• Your goal
Below is some material; transcribe all of it exactly.

---------- Data to process

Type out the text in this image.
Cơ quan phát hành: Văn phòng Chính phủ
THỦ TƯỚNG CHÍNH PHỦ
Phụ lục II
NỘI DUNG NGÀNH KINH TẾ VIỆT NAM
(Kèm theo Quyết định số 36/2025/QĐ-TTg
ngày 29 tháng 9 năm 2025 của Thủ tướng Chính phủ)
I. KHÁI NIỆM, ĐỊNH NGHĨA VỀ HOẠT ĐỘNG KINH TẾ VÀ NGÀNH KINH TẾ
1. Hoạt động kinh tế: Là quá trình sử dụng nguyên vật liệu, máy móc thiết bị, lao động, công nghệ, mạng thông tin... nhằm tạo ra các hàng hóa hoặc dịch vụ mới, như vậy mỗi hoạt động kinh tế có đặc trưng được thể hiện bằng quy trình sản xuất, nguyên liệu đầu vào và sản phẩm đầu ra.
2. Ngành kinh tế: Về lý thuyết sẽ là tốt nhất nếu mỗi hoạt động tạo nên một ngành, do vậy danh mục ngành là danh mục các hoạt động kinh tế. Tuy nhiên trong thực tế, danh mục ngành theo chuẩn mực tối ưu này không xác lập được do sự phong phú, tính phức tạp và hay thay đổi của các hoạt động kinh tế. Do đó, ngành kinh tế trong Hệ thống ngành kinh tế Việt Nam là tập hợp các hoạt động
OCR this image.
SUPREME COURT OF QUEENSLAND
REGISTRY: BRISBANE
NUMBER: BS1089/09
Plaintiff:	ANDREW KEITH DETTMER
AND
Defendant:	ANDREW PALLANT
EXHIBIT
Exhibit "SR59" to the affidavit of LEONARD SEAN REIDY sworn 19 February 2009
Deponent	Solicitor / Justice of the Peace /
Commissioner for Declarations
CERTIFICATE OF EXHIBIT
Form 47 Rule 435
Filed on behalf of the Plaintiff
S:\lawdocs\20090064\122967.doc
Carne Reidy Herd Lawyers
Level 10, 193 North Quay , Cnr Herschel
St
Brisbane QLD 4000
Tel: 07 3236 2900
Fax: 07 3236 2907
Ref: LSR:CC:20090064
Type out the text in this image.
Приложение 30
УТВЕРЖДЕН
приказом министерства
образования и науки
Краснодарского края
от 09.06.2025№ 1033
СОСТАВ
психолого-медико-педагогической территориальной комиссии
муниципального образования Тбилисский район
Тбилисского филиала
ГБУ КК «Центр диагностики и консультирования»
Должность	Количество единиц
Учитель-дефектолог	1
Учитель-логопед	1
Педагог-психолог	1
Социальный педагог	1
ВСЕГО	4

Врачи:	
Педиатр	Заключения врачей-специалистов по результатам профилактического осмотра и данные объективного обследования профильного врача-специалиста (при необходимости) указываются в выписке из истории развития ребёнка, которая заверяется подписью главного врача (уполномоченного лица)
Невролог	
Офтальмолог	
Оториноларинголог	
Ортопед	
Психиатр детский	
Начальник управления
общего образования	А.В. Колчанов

--------------------

• Answer to this task
Type out the text in this image.
Cơ quan phát hành: Văn phòng Chính phủ
THỦ TƯỚNG CHÍNH PHỦ
Phụ lục II
NỘI DUNG NGÀNH KINH TẾ VIỆT NAM
(Kèm theo Quyết định số 36/2025/QĐ-TTg
ngày 29 tháng 9 năm 2025 của Thủ tướng Chính phủ)
I. KHÁI NIỆM, ĐỊNH NGHĨA VỀ HOẠT ĐỘNG KINH TẾ VÀ NGÀNH KINH TẾ
1. Hoạt động kinh tế: Là quá trình sử dụng nguyên vật liệu, máy móc thiết bị, lao động, công nghệ, mạng thông tin... nhằm tạo ra các hàng hóa hoặc dịch vụ mới, như vậy mỗi hoạt động kinh tế có đặc trưng được thể hiện bằng quy trình sản xuất, nguyên liệu đầu vào và sản phẩm đầu ra.
2. Ngành kinh tế: Về lý thuyết sẽ là tốt nhất nếu mỗi hoạt động tạo nên một ngành, do vậy danh mục ngành là danh mục các hoạt động kinh tế. Tuy nhiên trong thực tế, danh mục ngành theo chuẩn mực tối ưu này không xác lập được do sự phong phú, tính phức tạp và hay thay đổi của các hoạt động kinh tế. Do đó, ngành kinh tế trong Hệ thống ngành kinh tế Việt Nam là tập hợp các hoạt động
OCR this image.
SUPREME COURT OF QUEENSLAND
REGISTRY: BRISBANE
NUMBER: BS1089/09
Plaintiff:	ANDREW KEITH DETTMER
AND
Defendant:	ANDREW PALLANT
EXHIBIT
Exhibit "SR59" to the affidavit of LEONARD SEAN REIDY sworn 19 February 2009
Deponent	Solicitor / Justice of the Peace /
Commissioner for Declarations
CERTIFICATE OF EXHIBIT
Form 47 Rule 435
Filed on behalf of the Plaintiff
S:\lawdocs\20090064\122967.doc
Carne Reidy Herd Lawyers
Level 10, 193 North Quay , Cnr Herschel
St
Brisbane QLD 4000
Tel: 07 3236 2900
Fax: 07 3236 2907
Ref: LSR:CC:20090064
Type out the text in this image.
Приложение 30
УТВЕРЖДЕН
приказом министерства
образования и науки
Краснодарского края
от 09.06.2025№ 1033
СОСТАВ
психолого-медико-педагогической территориальной комиссии
муниципального образования Тбилисский район
Тбилисского филиала
ГБУ КК «Центр диагностики и консультирования»
Должность	Количество единиц
Учитель-дефектолог	1
Учитель-логопед	1
Педагог-психолог	1
Социальный педагог	1
ВСЕГО	4

Врачи:	
Педиатр	Заключения врачей-специалистов по результатам профилактического осмотра и данные объективного обследования профильного врача-специалиста (при необходимости) указываются в выписке из истории развития ребёнка, которая заверяется подписью главного врача (уполномоченного лица)
Невролог	
Офтальмолог	
Оториноларинголог	
Ортопед	
Психиатр детский	
Начальник управления
общего образования	А.В. Колчанов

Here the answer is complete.